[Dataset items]
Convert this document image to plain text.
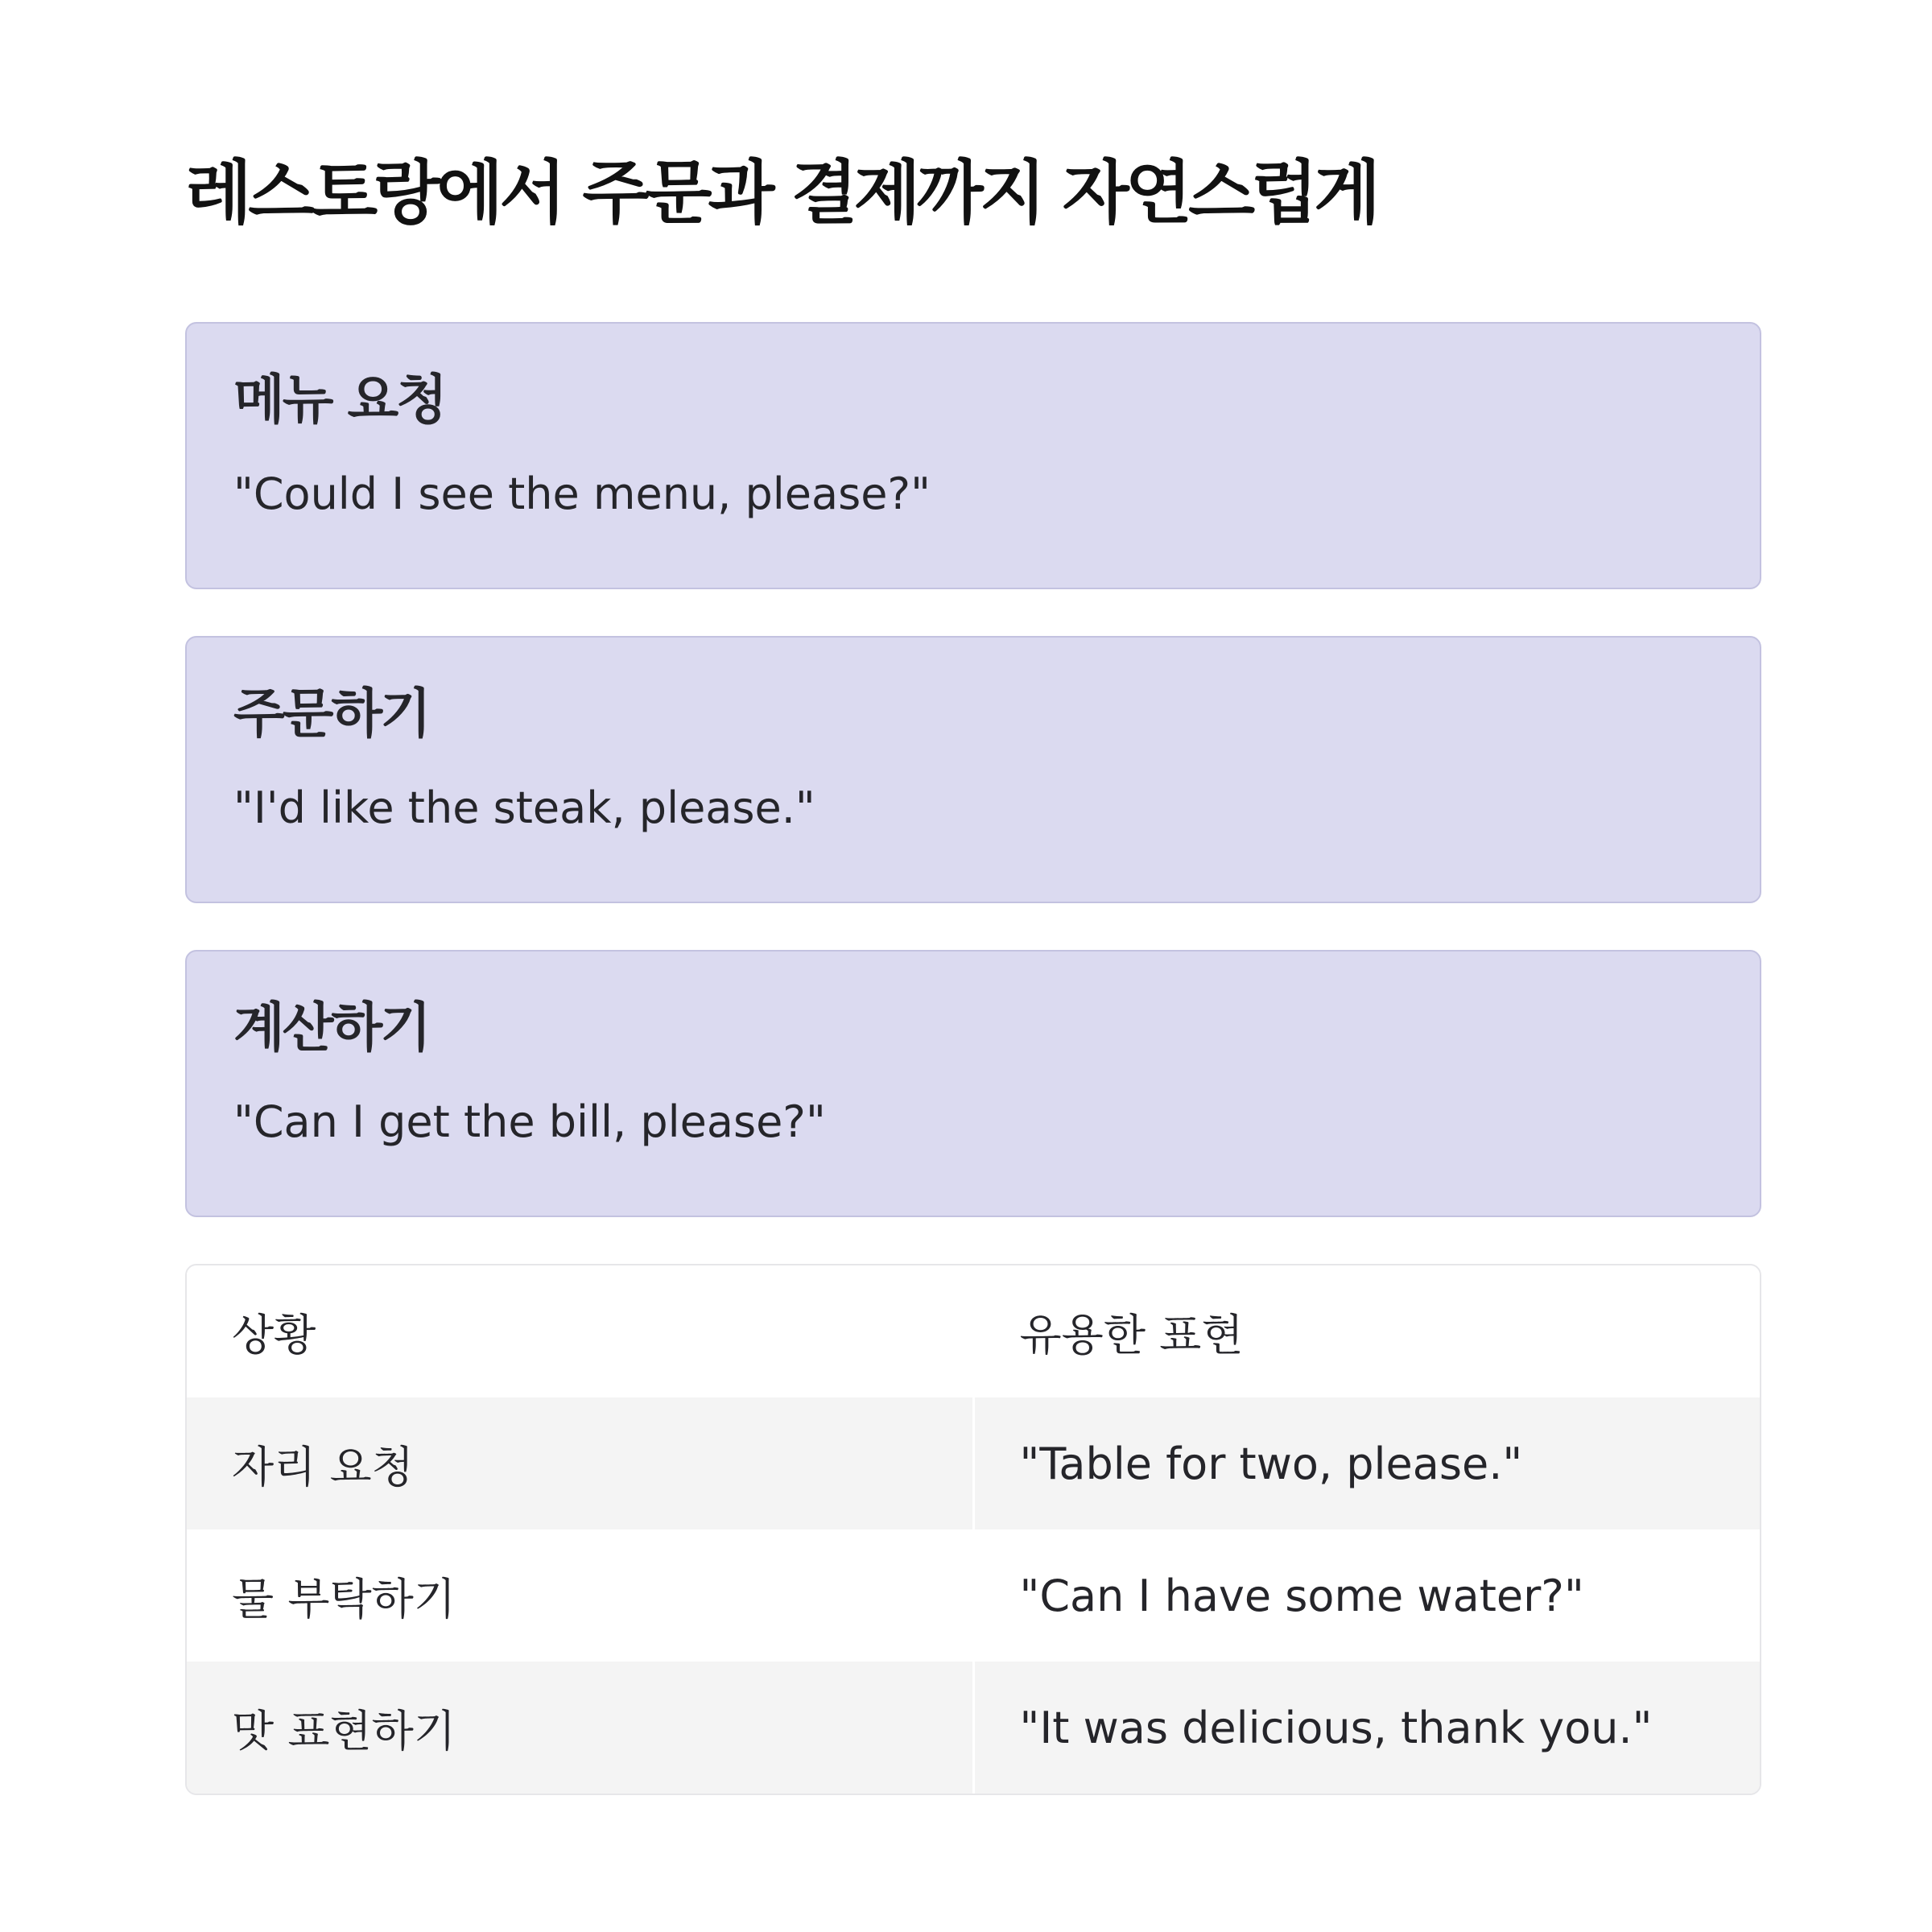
레스토랑에서 주문과 결제까지 자연스럽게
메뉴 요청
"Could I see the menu, please?"
주문하기
"I'd like the steak, please."
계산하기
"Can I get the bill, please?"
상황	유용한 표현
자리 요청	"Table for two, please."
물 부탁하기	"Can I have some water?"
맛 표현하기	"It was delicious, thank you."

> _WHAT YOU NEED TO DO_
None of the pictures should appear; repeat the records exactly otherwise.

> _FULL RESPONSE_
Convert this document image to plain text.
레스토랑에서 주문과 결제까지 자연스럽게
메뉴 요청
"Could I see the menu, please?"
주문하기
"I'd like the steak, please."
계산하기
"Can I get the bill, please?"
상황	유용한 표현
자리 요청	"Table for two, please."
물 부탁하기	"Can I have some water?"
맛 표현하기	"It was delicious, thank you."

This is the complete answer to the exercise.